- **PROBLEM STATEMENT**
Copy each line of the listing that includes "Protein".

- **RECORDS PROVIDED**
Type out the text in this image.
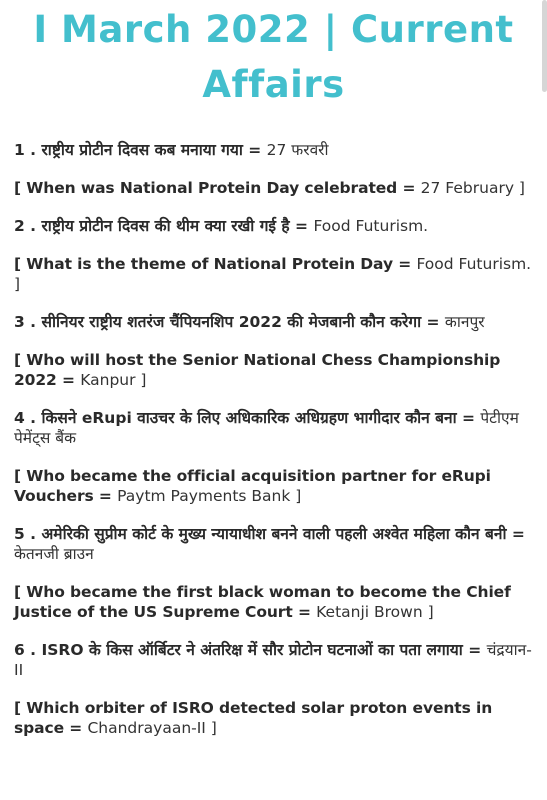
I March 2022 | Current Affairs

1 . राष्ट्रीय प्रोटीन दिवस कब मनाया गया = 27 फरवरी

[ When was National Protein Day celebrated = 27 February ]

2 . राष्ट्रीय प्रोटीन दिवस की थीम क्या रखी गई है = Food Futurism.

[ What is the theme of National Protein Day = Food Futurism. ]

3 . सीनियर राष्ट्रीय शतरंज चैंपियनशिप 2022 की मेजबानी कौन करेगा = कानपुर

[ Who will host the Senior National Chess Championship 2022 = Kanpur ]

4 . किसने eRupi वाउचर के लिए अधिकारिक अधिग्रहण भागीदार कौन बना = पेटीएम पेमेंट्स बैंक

[ Who became the official acquisition partner for eRupi Vouchers = Paytm Payments Bank ]

5 . अमेरिकी सुप्रीम कोर्ट के मुख्य न्यायाधीश बनने वाली पहली अश्वेत महिला कौन बनी = केतनजी ब्राउन

[ Who became the first black woman to become the Chief Justice of the US Supreme Court = Ketanji Brown ]

6 . ISRO के किस ऑर्बिटर ने अंतरिक्ष में सौर प्रोटोन घटनाओं का पता लगाया = चंद्रयान-II

[ Which orbiter of ISRO detected solar proton events in space = Chandrayaan-II ]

- **WRITTEN RESPONSE**
[ When was National Protein Day celebrated = 27 February ]
[ What is the theme of National Protein Day = Food Futurism. ]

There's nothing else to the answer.